▶ _REQUIREMENTS_: Each entry below should be echoed exactly, with pictures omitted.

=====

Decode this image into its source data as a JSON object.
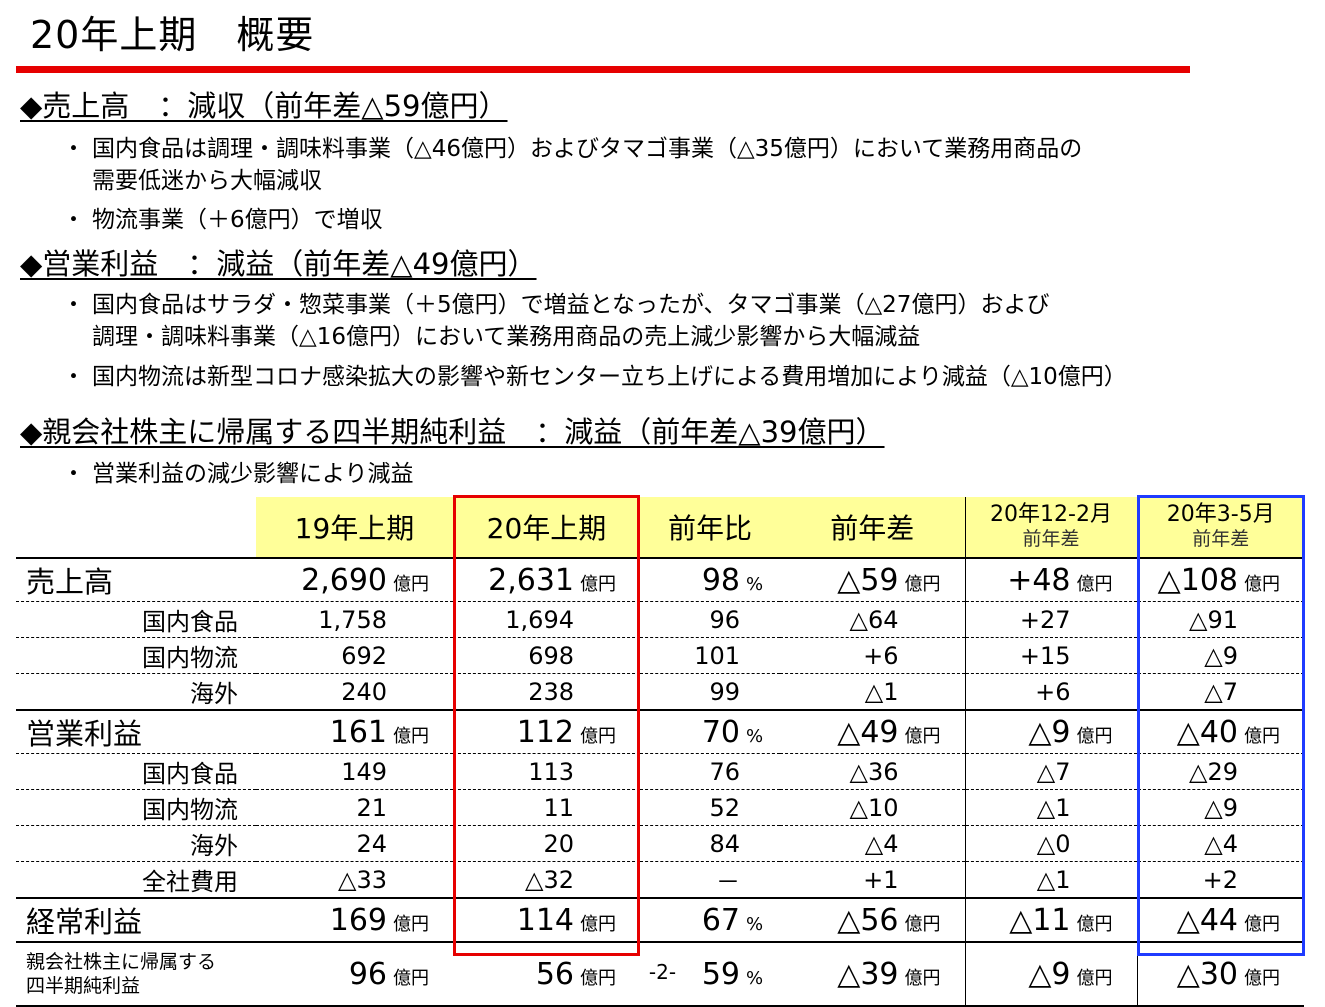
{
  "title": "20年上期　概要",
  "sections": [
    {
      "heading": "◆売上高　：減収（前年差△59億円）",
      "bullets": [
        {
          "line1": "国内食品は調理・調味料事業（△46億円）およびタマゴ事業（△35億円）において業務用商品の",
          "line2": "需要低迷から大幅減収"
        },
        {
          "line1": "物流事業（＋6億円）で増収",
          "line2": ""
        }
      ]
    },
    {
      "heading": "◆営業利益　：減益（前年差△49億円）",
      "bullets": [
        {
          "line1": "国内食品はサラダ・惣菜事業（＋5億円）で増益となったが、タマゴ事業（△27億円）および",
          "line2": "調理・調味料事業（△16億円）において業務用商品の売上減少影響から大幅減益"
        },
        {
          "line1": "国内物流は新型コロナ感染拡大の影響や新センター立ち上げによる費用増加により減益（△10億円）",
          "line2": ""
        }
      ]
    },
    {
      "heading": "◆親会社株主に帰属する四半期純利益　：減益（前年差△39億円）",
      "bullets": [
        {
          "line1": "営業利益の減少影響により減益",
          "line2": ""
        }
      ]
    }
  ],
  "bullet_mark": "・",
  "table": {
    "headers": {
      "h19": "19年上期",
      "h20": "20年上期",
      "yoy_ratio": "前年比",
      "yoy_diff": "前年差",
      "q1_title": "20年12-2月",
      "q1_sub": "前年差",
      "q2_title": "20年3-5月",
      "q2_sub": "前年差"
    },
    "unit_oku": "億円",
    "unit_pct": "%",
    "rows": [
      {
        "label": "売上高",
        "kind": "main",
        "v19": "2,690",
        "v20": "2,631",
        "ratio": "98",
        "diff": "△59",
        "q1": "+48",
        "q2": "△108",
        "units": true
      },
      {
        "label": "国内食品",
        "kind": "sub",
        "v19": "1,758",
        "v20": "1,694",
        "ratio": "96",
        "diff": "△64",
        "q1": "+27",
        "q2": "△91",
        "units": false
      },
      {
        "label": "国内物流",
        "kind": "sub",
        "v19": "692",
        "v20": "698",
        "ratio": "101",
        "diff": "+6",
        "q1": "+15",
        "q2": "△9",
        "units": false
      },
      {
        "label": "海外",
        "kind": "sub",
        "v19": "240",
        "v20": "238",
        "ratio": "99",
        "diff": "△1",
        "q1": "+6",
        "q2": "△7",
        "units": false
      },
      {
        "label": "営業利益",
        "kind": "main",
        "v19": "161",
        "v20": "112",
        "ratio": "70",
        "diff": "△49",
        "q1": "△9",
        "q2": "△40",
        "units": true
      },
      {
        "label": "国内食品",
        "kind": "sub",
        "v19": "149",
        "v20": "113",
        "ratio": "76",
        "diff": "△36",
        "q1": "△7",
        "q2": "△29",
        "units": false
      },
      {
        "label": "国内物流",
        "kind": "sub",
        "v19": "21",
        "v20": "11",
        "ratio": "52",
        "diff": "△10",
        "q1": "△1",
        "q2": "△9",
        "units": false
      },
      {
        "label": "海外",
        "kind": "sub",
        "v19": "24",
        "v20": "20",
        "ratio": "84",
        "diff": "△4",
        "q1": "△0",
        "q2": "△4",
        "units": false
      },
      {
        "label": "全社費用",
        "kind": "sub",
        "v19": "△33",
        "v20": "△32",
        "ratio": "－",
        "diff": "+1",
        "q1": "△1",
        "q2": "+2",
        "units": false
      },
      {
        "label": "経常利益",
        "kind": "main",
        "v19": "169",
        "v20": "114",
        "ratio": "67",
        "diff": "△56",
        "q1": "△11",
        "q2": "△44",
        "units": true
      },
      {
        "label": "親会社株主に帰属する\n四半期純利益",
        "label1": "親会社株主に帰属する",
        "label2": "四半期純利益",
        "kind": "tiny",
        "v19": "96",
        "v20": "56",
        "ratio": "59",
        "diff": "△39",
        "q1": "△9",
        "q2": "△30",
        "units": true
      }
    ]
  },
  "page_number": "-2-"
}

=====

▶ _ANSWER TO THIS TASK_:
Decode this image into its source data as a JSON object.
{
  "title": "20年上期　概要",
  "sections": [
    {
      "heading": "◆売上高　：減収（前年差△59億円）",
      "bullets": [
        {
          "line1": "国内食品は調理・調味料事業（△46億円）およびタマゴ事業（△35億円）において業務用商品の",
          "line2": "需要低迷から大幅減収"
        },
        {
          "line1": "物流事業（＋6億円）で増収",
          "line2": ""
        }
      ]
    },
    {
      "heading": "◆営業利益　：減益（前年差△49億円）",
      "bullets": [
        {
          "line1": "国内食品はサラダ・惣菜事業（＋5億円）で増益となったが、タマゴ事業（△27億円）および",
          "line2": "調理・調味料事業（△16億円）において業務用商品の売上減少影響から大幅減益"
        },
        {
          "line1": "国内物流は新型コロナ感染拡大の影響や新センター立ち上げによる費用増加により減益（△10億円）",
          "line2": ""
        }
      ]
    },
    {
      "heading": "◆親会社株主に帰属する四半期純利益　：減益（前年差△39億円）",
      "bullets": [
        {
          "line1": "営業利益の減少影響により減益",
          "line2": ""
        }
      ]
    }
  ],
  "bullet_mark": "・",
  "table": {
    "headers": {
      "h19": "19年上期",
      "h20": "20年上期",
      "yoy_ratio": "前年比",
      "yoy_diff": "前年差",
      "q1_title": "20年12-2月",
      "q1_sub": "前年差",
      "q2_title": "20年3-5月",
      "q2_sub": "前年差"
    },
    "unit_oku": "億円",
    "unit_pct": "%",
    "rows": [
      {
        "label": "売上高",
        "kind": "main",
        "v19": "2,690",
        "v20": "2,631",
        "ratio": "98",
        "diff": "△59",
        "q1": "+48",
        "q2": "△108",
        "units": true
      },
      {
        "label": "国内食品",
        "kind": "sub",
        "v19": "1,758",
        "v20": "1,694",
        "ratio": "96",
        "diff": "△64",
        "q1": "+27",
        "q2": "△91",
        "units": false
      },
      {
        "label": "国内物流",
        "kind": "sub",
        "v19": "692",
        "v20": "698",
        "ratio": "101",
        "diff": "+6",
        "q1": "+15",
        "q2": "△9",
        "units": false
      },
      {
        "label": "海外",
        "kind": "sub",
        "v19": "240",
        "v20": "238",
        "ratio": "99",
        "diff": "△1",
        "q1": "+6",
        "q2": "△7",
        "units": false
      },
      {
        "label": "営業利益",
        "kind": "main",
        "v19": "161",
        "v20": "112",
        "ratio": "70",
        "diff": "△49",
        "q1": "△9",
        "q2": "△40",
        "units": true
      },
      {
        "label": "国内食品",
        "kind": "sub",
        "v19": "149",
        "v20": "113",
        "ratio": "76",
        "diff": "△36",
        "q1": "△7",
        "q2": "△29",
        "units": false
      },
      {
        "label": "国内物流",
        "kind": "sub",
        "v19": "21",
        "v20": "11",
        "ratio": "52",
        "diff": "△10",
        "q1": "△1",
        "q2": "△9",
        "units": false
      },
      {
        "label": "海外",
        "kind": "sub",
        "v19": "24",
        "v20": "20",
        "ratio": "84",
        "diff": "△4",
        "q1": "△0",
        "q2": "△4",
        "units": false
      },
      {
        "label": "全社費用",
        "kind": "sub",
        "v19": "△33",
        "v20": "△32",
        "ratio": "－",
        "diff": "+1",
        "q1": "△1",
        "q2": "+2",
        "units": false
      },
      {
        "label": "経常利益",
        "kind": "main",
        "v19": "169",
        "v20": "114",
        "ratio": "67",
        "diff": "△56",
        "q1": "△11",
        "q2": "△44",
        "units": true
      },
      {
        "label": "親会社株主に帰属する\n四半期純利益",
        "label1": "親会社株主に帰属する",
        "label2": "四半期純利益",
        "kind": "tiny",
        "v19": "96",
        "v20": "56",
        "ratio": "59",
        "diff": "△39",
        "q1": "△9",
        "q2": "△30",
        "units": true
      }
    ]
  },
  "page_number": "-2-"
}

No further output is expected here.